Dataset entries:

------------------------------------

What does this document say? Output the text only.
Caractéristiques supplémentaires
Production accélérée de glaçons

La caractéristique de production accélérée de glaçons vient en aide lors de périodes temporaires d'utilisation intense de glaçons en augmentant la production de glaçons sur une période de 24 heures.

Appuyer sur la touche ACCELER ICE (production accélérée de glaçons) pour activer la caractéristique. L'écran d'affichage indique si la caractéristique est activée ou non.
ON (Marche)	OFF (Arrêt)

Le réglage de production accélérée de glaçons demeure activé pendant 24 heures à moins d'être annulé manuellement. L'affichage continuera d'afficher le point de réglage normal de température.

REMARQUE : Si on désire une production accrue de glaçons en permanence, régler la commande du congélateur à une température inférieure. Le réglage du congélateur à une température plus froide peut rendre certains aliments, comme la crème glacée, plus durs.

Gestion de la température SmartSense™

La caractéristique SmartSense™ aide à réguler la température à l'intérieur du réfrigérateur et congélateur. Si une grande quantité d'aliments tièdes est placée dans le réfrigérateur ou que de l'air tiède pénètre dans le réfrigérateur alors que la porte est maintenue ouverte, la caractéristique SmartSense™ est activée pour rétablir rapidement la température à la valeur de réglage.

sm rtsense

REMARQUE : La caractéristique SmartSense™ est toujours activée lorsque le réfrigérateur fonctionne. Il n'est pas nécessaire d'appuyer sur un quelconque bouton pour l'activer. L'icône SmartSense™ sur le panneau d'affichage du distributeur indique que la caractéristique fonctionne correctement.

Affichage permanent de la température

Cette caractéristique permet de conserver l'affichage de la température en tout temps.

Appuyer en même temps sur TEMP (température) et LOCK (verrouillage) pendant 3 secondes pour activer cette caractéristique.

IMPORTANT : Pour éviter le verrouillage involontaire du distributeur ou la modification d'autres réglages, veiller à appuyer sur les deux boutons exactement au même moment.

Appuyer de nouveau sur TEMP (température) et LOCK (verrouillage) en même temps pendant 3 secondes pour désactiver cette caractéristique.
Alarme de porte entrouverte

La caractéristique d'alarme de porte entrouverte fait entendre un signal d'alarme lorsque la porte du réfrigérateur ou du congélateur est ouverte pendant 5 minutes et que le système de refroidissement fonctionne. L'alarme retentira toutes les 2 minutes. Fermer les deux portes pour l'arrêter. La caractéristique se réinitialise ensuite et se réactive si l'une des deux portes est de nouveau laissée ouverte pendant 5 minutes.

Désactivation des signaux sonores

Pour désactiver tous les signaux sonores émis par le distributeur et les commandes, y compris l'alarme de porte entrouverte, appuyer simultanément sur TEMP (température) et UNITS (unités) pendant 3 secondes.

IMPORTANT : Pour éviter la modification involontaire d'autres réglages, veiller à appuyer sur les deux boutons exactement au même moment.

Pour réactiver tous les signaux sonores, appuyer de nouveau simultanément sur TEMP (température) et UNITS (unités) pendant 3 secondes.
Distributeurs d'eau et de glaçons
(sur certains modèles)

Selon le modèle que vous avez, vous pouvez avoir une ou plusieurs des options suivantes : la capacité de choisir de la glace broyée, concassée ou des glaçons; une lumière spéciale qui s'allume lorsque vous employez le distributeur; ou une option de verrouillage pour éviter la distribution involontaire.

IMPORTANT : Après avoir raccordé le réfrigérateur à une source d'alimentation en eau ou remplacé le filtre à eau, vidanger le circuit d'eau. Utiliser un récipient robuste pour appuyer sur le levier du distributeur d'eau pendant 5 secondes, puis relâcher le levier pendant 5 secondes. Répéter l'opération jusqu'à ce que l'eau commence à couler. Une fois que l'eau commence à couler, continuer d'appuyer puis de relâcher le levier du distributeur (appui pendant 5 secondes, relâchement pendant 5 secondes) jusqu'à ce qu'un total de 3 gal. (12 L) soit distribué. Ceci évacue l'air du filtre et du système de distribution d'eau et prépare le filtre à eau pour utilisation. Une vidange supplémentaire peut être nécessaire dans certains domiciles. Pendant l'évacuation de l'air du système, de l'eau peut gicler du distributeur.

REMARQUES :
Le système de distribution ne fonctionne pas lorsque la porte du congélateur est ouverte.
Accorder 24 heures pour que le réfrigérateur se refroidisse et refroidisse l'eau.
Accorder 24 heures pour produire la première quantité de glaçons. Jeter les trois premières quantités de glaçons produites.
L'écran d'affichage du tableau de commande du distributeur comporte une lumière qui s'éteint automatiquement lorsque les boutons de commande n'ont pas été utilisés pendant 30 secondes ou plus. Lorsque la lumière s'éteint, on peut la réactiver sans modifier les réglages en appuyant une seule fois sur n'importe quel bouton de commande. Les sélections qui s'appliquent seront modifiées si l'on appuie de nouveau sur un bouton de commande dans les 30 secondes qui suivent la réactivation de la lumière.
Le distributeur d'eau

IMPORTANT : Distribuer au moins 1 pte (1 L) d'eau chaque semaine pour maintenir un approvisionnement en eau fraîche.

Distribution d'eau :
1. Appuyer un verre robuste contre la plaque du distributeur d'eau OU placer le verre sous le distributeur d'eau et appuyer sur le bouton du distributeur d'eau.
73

------------------------------------

Every record shown above must be echoed exactly.

EXERCISE SOLUTION:
What does this document say? Output the text only.
Caractéristiques supplémentaires
Production accélérée de glaçons

La caractéristique de production accélérée de glaçons vient en aide lors de périodes temporaires d'utilisation intense de glaçons en augmentant la production de glaçons sur une période de 24 heures.

Appuyer sur la touche ACCELER ICE (production accélérée de glaçons) pour activer la caractéristique. L'écran d'affichage indique si la caractéristique est activée ou non.
ON (Marche)	OFF (Arrêt)

Le réglage de production accélérée de glaçons demeure activé pendant 24 heures à moins d'être annulé manuellement. L'affichage continuera d'afficher le point de réglage normal de température.

REMARQUE : Si on désire une production accrue de glaçons en permanence, régler la commande du congélateur à une température inférieure. Le réglage du congélateur à une température plus froide peut rendre certains aliments, comme la crème glacée, plus durs.

Gestion de la température SmartSense™

La caractéristique SmartSense™ aide à réguler la température à l'intérieur du réfrigérateur et congélateur. Si une grande quantité d'aliments tièdes est placée dans le réfrigérateur ou que de l'air tiède pénètre dans le réfrigérateur alors que la porte est maintenue ouverte, la caractéristique SmartSense™ est activée pour rétablir rapidement la température à la valeur de réglage.

sm rtsense

REMARQUE : La caractéristique SmartSense™ est toujours activée lorsque le réfrigérateur fonctionne. Il n'est pas nécessaire d'appuyer sur un quelconque bouton pour l'activer. L'icône SmartSense™ sur le panneau d'affichage du distributeur indique que la caractéristique fonctionne correctement.

Affichage permanent de la température

Cette caractéristique permet de conserver l'affichage de la température en tout temps.

Appuyer en même temps sur TEMP (température) et LOCK (verrouillage) pendant 3 secondes pour activer cette caractéristique.

IMPORTANT : Pour éviter le verrouillage involontaire du distributeur ou la modification d'autres réglages, veiller à appuyer sur les deux boutons exactement au même moment.

Appuyer de nouveau sur TEMP (température) et LOCK (verrouillage) en même temps pendant 3 secondes pour désactiver cette caractéristique.
Alarme de porte entrouverte

La caractéristique d'alarme de porte entrouverte fait entendre un signal d'alarme lorsque la porte du réfrigérateur ou du congélateur est ouverte pendant 5 minutes et que le système de refroidissement fonctionne. L'alarme retentira toutes les 2 minutes. Fermer les deux portes pour l'arrêter. La caractéristique se réinitialise ensuite et se réactive si l'une des deux portes est de nouveau laissée ouverte pendant 5 minutes.

Désactivation des signaux sonores

Pour désactiver tous les signaux sonores émis par le distributeur et les commandes, y compris l'alarme de porte entrouverte, appuyer simultanément sur TEMP (température) et UNITS (unités) pendant 3 secondes.

IMPORTANT : Pour éviter la modification involontaire d'autres réglages, veiller à appuyer sur les deux boutons exactement au même moment.

Pour réactiver tous les signaux sonores, appuyer de nouveau simultanément sur TEMP (température) et UNITS (unités) pendant 3 secondes.
Distributeurs d'eau et de glaçons
(sur certains modèles)

Selon le modèle que vous avez, vous pouvez avoir une ou plusieurs des options suivantes : la capacité de choisir de la glace broyée, concassée ou des glaçons; une lumière spéciale qui s'allume lorsque vous employez le distributeur; ou une option de verrouillage pour éviter la distribution involontaire.

IMPORTANT : Après avoir raccordé le réfrigérateur à une source d'alimentation en eau ou remplacé le filtre à eau, vidanger le circuit d'eau. Utiliser un récipient robuste pour appuyer sur le levier du distributeur d'eau pendant 5 secondes, puis relâcher le levier pendant 5 secondes. Répéter l'opération jusqu'à ce que l'eau commence à couler. Une fois que l'eau commence à couler, continuer d'appuyer puis de relâcher le levier du distributeur (appui pendant 5 secondes, relâchement pendant 5 secondes) jusqu'à ce qu'un total de 3 gal. (12 L) soit distribué. Ceci évacue l'air du filtre et du système de distribution d'eau et prépare le filtre à eau pour utilisation. Une vidange supplémentaire peut être nécessaire dans certains domiciles. Pendant l'évacuation de l'air du système, de l'eau peut gicler du distributeur.

REMARQUES :
Le système de distribution ne fonctionne pas lorsque la porte du congélateur est ouverte.
Accorder 24 heures pour que le réfrigérateur se refroidisse et refroidisse l'eau.
Accorder 24 heures pour produire la première quantité de glaçons. Jeter les trois premières quantités de glaçons produites.
L'écran d'affichage du tableau de commande du distributeur comporte une lumière qui s'éteint automatiquement lorsque les boutons de commande n'ont pas été utilisés pendant 30 secondes ou plus. Lorsque la lumière s'éteint, on peut la réactiver sans modifier les réglages en appuyant une seule fois sur n'importe quel bouton de commande. Les sélections qui s'appliquent seront modifiées si l'on appuie de nouveau sur un bouton de commande dans les 30 secondes qui suivent la réactivation de la lumière.
Le distributeur d'eau

IMPORTANT : Distribuer au moins 1 pte (1 L) d'eau chaque semaine pour maintenir un approvisionnement en eau fraîche.

Distribution d'eau :
1. Appuyer un verre robuste contre la plaque du distributeur d'eau OU placer le verre sous le distributeur d'eau et appuyer sur le bouton du distributeur d'eau.
73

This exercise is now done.